Task description - Copy the full set of lines exactly as given.

— BEGIN Records supplied —

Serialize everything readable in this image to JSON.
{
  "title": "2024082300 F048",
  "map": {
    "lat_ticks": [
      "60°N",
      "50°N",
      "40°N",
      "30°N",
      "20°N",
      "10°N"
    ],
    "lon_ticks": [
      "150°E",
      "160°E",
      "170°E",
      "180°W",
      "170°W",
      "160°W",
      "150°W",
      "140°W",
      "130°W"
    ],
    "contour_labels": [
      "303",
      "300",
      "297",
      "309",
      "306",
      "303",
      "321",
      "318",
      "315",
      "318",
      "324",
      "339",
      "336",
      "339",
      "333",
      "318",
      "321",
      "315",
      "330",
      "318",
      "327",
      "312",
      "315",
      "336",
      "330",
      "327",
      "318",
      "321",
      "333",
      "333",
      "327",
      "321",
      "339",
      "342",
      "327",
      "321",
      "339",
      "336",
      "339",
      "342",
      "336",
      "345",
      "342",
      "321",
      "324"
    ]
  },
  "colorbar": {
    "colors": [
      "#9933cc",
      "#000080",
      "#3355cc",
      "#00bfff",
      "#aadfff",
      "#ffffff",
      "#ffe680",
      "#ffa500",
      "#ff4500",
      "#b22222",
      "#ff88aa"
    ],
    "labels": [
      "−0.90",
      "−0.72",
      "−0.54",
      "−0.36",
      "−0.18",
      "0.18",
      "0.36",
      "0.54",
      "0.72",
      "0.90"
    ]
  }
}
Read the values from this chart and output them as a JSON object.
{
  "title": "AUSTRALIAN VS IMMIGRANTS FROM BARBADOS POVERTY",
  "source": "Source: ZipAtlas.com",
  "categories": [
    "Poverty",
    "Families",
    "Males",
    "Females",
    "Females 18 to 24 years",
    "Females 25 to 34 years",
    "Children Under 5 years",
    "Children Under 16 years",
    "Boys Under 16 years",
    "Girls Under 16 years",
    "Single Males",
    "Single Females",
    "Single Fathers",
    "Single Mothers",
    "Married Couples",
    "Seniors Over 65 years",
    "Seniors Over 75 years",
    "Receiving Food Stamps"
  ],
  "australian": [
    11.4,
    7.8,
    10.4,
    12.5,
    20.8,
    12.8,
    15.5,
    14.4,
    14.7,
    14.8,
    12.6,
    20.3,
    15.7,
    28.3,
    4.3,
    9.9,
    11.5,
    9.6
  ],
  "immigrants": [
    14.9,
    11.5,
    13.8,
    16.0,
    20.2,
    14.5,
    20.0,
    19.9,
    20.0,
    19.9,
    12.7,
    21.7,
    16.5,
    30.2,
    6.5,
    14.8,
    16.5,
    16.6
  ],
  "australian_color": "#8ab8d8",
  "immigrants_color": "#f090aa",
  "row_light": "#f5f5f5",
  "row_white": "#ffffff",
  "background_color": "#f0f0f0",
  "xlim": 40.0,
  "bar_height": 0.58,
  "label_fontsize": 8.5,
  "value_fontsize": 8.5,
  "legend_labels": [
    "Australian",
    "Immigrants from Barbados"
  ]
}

— END Records supplied —

Complete answer -
Serialize everything readable in this image to JSON.
{
  "title": "2024082300 F048",
  "map": {
    "lat_ticks": [
      "60°N",
      "50°N",
      "40°N",
      "30°N",
      "20°N",
      "10°N"
    ],
    "lon_ticks": [
      "150°E",
      "160°E",
      "170°E",
      "180°W",
      "170°W",
      "160°W",
      "150°W",
      "140°W",
      "130°W"
    ],
    "contour_labels": [
      "303",
      "300",
      "297",
      "309",
      "306",
      "303",
      "321",
      "318",
      "315",
      "318",
      "324",
      "339",
      "336",
      "339",
      "333",
      "318",
      "321",
      "315",
      "330",
      "318",
      "327",
      "312",
      "315",
      "336",
      "330",
      "327",
      "318",
      "321",
      "333",
      "333",
      "327",
      "321",
      "339",
      "342",
      "327",
      "321",
      "339",
      "336",
      "339",
      "342",
      "336",
      "345",
      "342",
      "321",
      "324"
    ]
  },
  "colorbar": {
    "colors": [
      "#9933cc",
      "#000080",
      "#3355cc",
      "#00bfff",
      "#aadfff",
      "#ffffff",
      "#ffe680",
      "#ffa500",
      "#ff4500",
      "#b22222",
      "#ff88aa"
    ],
    "labels": [
      "−0.90",
      "−0.72",
      "−0.54",
      "−0.36",
      "−0.18",
      "0.18",
      "0.36",
      "0.54",
      "0.72",
      "0.90"
    ]
  }
}
Read the values from this chart and output them as a JSON object.
{
  "title": "AUSTRALIAN VS IMMIGRANTS FROM BARBADOS POVERTY",
  "source": "Source: ZipAtlas.com",
  "categories": [
    "Poverty",
    "Families",
    "Males",
    "Females",
    "Females 18 to 24 years",
    "Females 25 to 34 years",
    "Children Under 5 years",
    "Children Under 16 years",
    "Boys Under 16 years",
    "Girls Under 16 years",
    "Single Males",
    "Single Females",
    "Single Fathers",
    "Single Mothers",
    "Married Couples",
    "Seniors Over 65 years",
    "Seniors Over 75 years",
    "Receiving Food Stamps"
  ],
  "australian": [
    11.4,
    7.8,
    10.4,
    12.5,
    20.8,
    12.8,
    15.5,
    14.4,
    14.7,
    14.8,
    12.6,
    20.3,
    15.7,
    28.3,
    4.3,
    9.9,
    11.5,
    9.6
  ],
  "immigrants": [
    14.9,
    11.5,
    13.8,
    16.0,
    20.2,
    14.5,
    20.0,
    19.9,
    20.0,
    19.9,
    12.7,
    21.7,
    16.5,
    30.2,
    6.5,
    14.8,
    16.5,
    16.6
  ],
  "australian_color": "#8ab8d8",
  "immigrants_color": "#f090aa",
  "row_light": "#f5f5f5",
  "row_white": "#ffffff",
  "background_color": "#f0f0f0",
  "xlim": 40.0,
  "bar_height": 0.58,
  "label_fontsize": 8.5,
  "value_fontsize": 8.5,
  "legend_labels": [
    "Australian",
    "Immigrants from Barbados"
  ]
}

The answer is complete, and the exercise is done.